## Written request A:
Check the horse racing interview and decide whether each statement agrees with it. Answer yes or no for each, and quote the deciding words from the interview: (i) The Racing Form started in 1894. (ii) Oaklawn owns the track in Indiana. (iii) Call sheets still use horse names rather than numbers.

## Document section:
┄┄┄┄┄┄

I love the horses, as I said, but I love the people too. Most of the people I know in the racing world are very, very good people, and they all kind of come together if something happens.

Okay, so tell me about Equibase and what you do for them.

The racetracks time the races and I don’t know how long they’ve been doing that—ever since stopwatches were invented, I guess. The Racing Form started in 1894. Equibase is an industry-owned company, and our charts are the very same that are in the Racing Form.

Okay, Chartcalling and Call Taking—please explain.

The Chartcaller calls out the positions of the horses during a race, and the Call Taker enters those positions. At some tracks I call the races and at other tracks I’ve had to do both jobs by myself.

In Indiana I work with a Chartcaller named Craig Jones, an old friend. We’re usually working together, in person, but I’ve been given the chance to work remotely at home in Little Rock, and I want to take advantage of that. A little bit more coordination is needed when I’m not actually there at the race, but Craig and I make it work. If he weren’t a friend, I don’t know how this would work out.

I’m a little confused—do the people at Oaklawn own the track in Indiana? Or do you not work for Oaklawn at all?

I have worked for Oaklawn, but not on this job. I’ve had a hundred jobs around the racetrack, some for Oaklawn, some for trainers on the back side. Oaklawn does not own the Indiana track. While there are some exceptions, most racetracks are owned as an independent entity.

Okay. So in a race, Craig says, “And they’re off,” and he’s calling it. What data are you collecting?

Well, I get the times off the board if I have time to do that. He called a race the other day, and I’ll tell you what it sounds like, because I have one of his call sheets right here. I can send it to you after I’m finished with it. We used to do names back in the old days, but now we do numbers.

┄┄┄┄┄┄

## Items:
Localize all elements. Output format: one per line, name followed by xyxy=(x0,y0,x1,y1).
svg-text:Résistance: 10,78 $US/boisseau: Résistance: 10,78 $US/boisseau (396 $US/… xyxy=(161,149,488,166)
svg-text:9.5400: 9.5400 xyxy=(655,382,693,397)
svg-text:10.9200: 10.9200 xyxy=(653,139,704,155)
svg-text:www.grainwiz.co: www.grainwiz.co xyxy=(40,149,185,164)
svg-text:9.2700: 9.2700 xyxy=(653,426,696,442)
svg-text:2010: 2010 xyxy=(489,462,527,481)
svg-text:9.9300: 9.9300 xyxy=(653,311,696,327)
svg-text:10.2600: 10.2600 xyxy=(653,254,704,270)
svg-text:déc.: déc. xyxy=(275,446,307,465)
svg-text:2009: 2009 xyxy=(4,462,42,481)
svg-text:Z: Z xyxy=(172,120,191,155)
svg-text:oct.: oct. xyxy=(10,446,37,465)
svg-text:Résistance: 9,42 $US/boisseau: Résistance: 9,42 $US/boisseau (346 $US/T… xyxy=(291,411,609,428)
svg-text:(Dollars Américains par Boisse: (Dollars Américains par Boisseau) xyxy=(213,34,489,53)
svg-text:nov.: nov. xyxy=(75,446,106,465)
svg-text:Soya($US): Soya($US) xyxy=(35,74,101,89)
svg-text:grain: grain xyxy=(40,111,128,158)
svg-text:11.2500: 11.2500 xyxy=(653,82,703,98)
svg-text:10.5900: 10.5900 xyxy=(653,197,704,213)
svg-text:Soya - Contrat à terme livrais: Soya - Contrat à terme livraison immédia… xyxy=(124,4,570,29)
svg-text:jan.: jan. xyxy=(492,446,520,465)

┄┄┄┄┄┄

## Written request B:
Rewrite all of the records with every "Résistance" changed to "Seuil", and leave everything else as it is.

## Right answer A:
(i) Yes: "The Racing Form started in 1894."
(ii) No: "Oaklawn does not own the Indiana track."
(iii) No: "We used to do names back in the old days, but now we do numbers."

## Right answer B:
Localize all elements. Output format: one per line, name followed by xyxy=(x0,y0,x1,y1).
svg-text:Seuil: 10,78 $US/boisseau: Seuil: 10,78 $US/boisseau (396 $US/… xyxy=(161,149,488,166)
svg-text:9.5400: 9.5400 xyxy=(655,382,693,397)
svg-text:10.9200: 10.9200 xyxy=(653,139,704,155)
svg-text:www.grainwiz.co: www.grainwiz.co xyxy=(40,149,185,164)
svg-text:9.2700: 9.2700 xyxy=(653,426,696,442)
svg-text:2010: 2010 xyxy=(489,462,527,481)
svg-text:9.9300: 9.9300 xyxy=(653,311,696,327)
svg-text:10.2600: 10.2600 xyxy=(653,254,704,270)
svg-text:déc.: déc. xyxy=(275,446,307,465)
svg-text:2009: 2009 xyxy=(4,462,42,481)
svg-text:Z: Z xyxy=(172,120,191,155)
svg-text:oct.: oct. xyxy=(10,446,37,465)
svg-text:Seuil: 9,42 $US/boisseau: Seuil: 9,42 $US/boisseau (346 $US/T… xyxy=(291,411,609,428)
svg-text:(Dollars Américains par Boisse: (Dollars Américains par Boisseau) xyxy=(213,34,489,53)
svg-text:nov.: nov. xyxy=(75,446,106,465)
svg-text:Soya($US): Soya($US) xyxy=(35,74,101,89)
svg-text:grain: grain xyxy=(40,111,128,158)
svg-text:11.2500: 11.2500 xyxy=(653,82,703,98)
svg-text:10.5900: 10.5900 xyxy=(653,197,704,213)
svg-text:Soya - Contrat à terme livrais: Soya - Contrat à terme livraison immédia… xyxy=(124,4,570,29)
svg-text:jan.: jan. xyxy=(492,446,520,465)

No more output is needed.